SET PROBLEM: Set every record down verbatim and omit the pictures.

GIVEN ENTRIES:
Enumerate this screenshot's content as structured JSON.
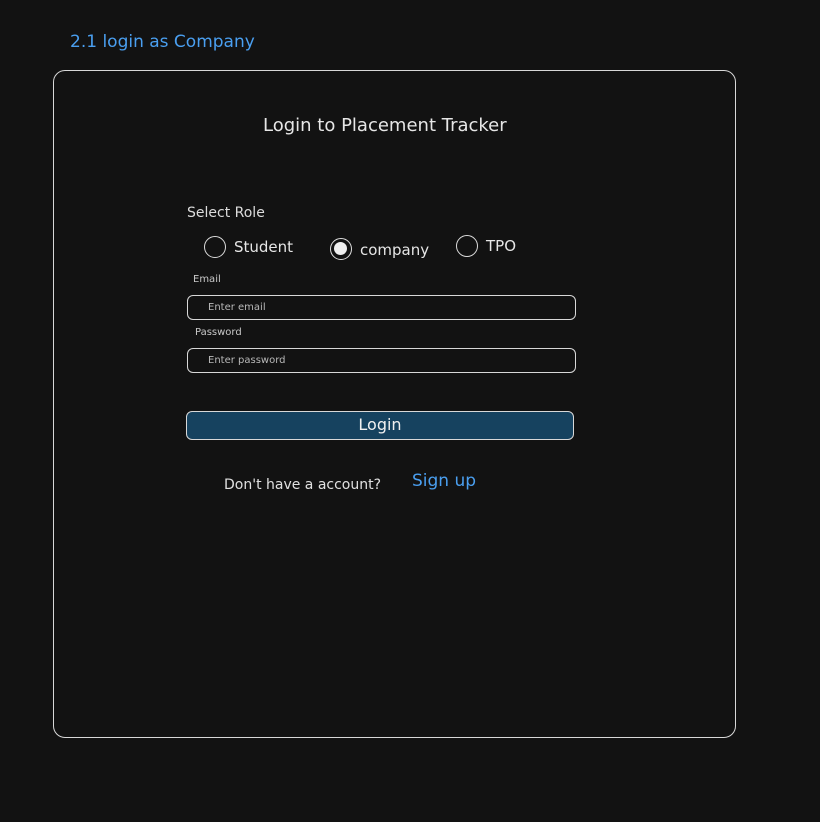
{
  "section_heading": "2.1 login as Company",
  "form": {
    "title": "Login to Placement Tracker",
    "role_label": "Select Role",
    "roles": [
      {
        "label": "Student",
        "selected": false
      },
      {
        "label": "company",
        "selected": true
      },
      {
        "label": "TPO",
        "selected": false
      }
    ],
    "email_label": "Email",
    "email_placeholder": "Enter email",
    "email_value": "",
    "password_label": "Password",
    "password_placeholder": "Enter password",
    "password_value": "",
    "login_label": "Login",
    "signup_prompt": "Don't have a account?",
    "signup_link": "Sign up"
  },
  "colors": {
    "background": "#121212",
    "accent": "#4a9ff0",
    "button": "#16425f",
    "border": "#d8d8d8"
  }
}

RESPONSE BELOW:
Enumerate this screenshot's content as structured JSON.
{
  "section_heading": "2.1 login as Company",
  "form": {
    "title": "Login to Placement Tracker",
    "role_label": "Select Role",
    "roles": [
      {
        "label": "Student",
        "selected": false
      },
      {
        "label": "company",
        "selected": true
      },
      {
        "label": "TPO",
        "selected": false
      }
    ],
    "email_label": "Email",
    "email_placeholder": "Enter email",
    "email_value": "",
    "password_label": "Password",
    "password_placeholder": "Enter password",
    "password_value": "",
    "login_label": "Login",
    "signup_prompt": "Don't have a account?",
    "signup_link": "Sign up"
  },
  "colors": {
    "background": "#121212",
    "accent": "#4a9ff0",
    "button": "#16425f",
    "border": "#d8d8d8"
  }
}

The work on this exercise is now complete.